*Directions:* Each line below that holds the word "name" counts once; state the total number of such lines and nothing else.

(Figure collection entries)
# # # #
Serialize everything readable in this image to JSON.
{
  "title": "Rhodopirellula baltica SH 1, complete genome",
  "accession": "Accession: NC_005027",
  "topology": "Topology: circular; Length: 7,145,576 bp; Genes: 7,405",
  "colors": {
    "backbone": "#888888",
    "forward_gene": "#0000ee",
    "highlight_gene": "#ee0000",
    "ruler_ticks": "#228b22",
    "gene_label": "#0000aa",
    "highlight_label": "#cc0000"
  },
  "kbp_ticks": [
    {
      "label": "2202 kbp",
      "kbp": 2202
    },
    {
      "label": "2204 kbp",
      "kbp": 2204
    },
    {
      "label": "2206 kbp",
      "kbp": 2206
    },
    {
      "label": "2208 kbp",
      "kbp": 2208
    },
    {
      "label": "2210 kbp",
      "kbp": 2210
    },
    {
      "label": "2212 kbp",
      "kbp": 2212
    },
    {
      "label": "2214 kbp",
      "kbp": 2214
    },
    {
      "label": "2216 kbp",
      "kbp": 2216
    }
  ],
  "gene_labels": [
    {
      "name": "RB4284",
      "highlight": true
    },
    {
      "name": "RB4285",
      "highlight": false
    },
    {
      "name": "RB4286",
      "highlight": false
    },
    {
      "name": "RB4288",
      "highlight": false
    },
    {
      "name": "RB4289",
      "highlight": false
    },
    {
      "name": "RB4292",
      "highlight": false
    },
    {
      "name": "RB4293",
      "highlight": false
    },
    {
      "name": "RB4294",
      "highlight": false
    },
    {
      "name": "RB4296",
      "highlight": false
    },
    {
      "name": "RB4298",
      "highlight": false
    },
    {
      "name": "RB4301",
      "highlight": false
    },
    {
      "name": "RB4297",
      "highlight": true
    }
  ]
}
# # # #
*Task result:* 12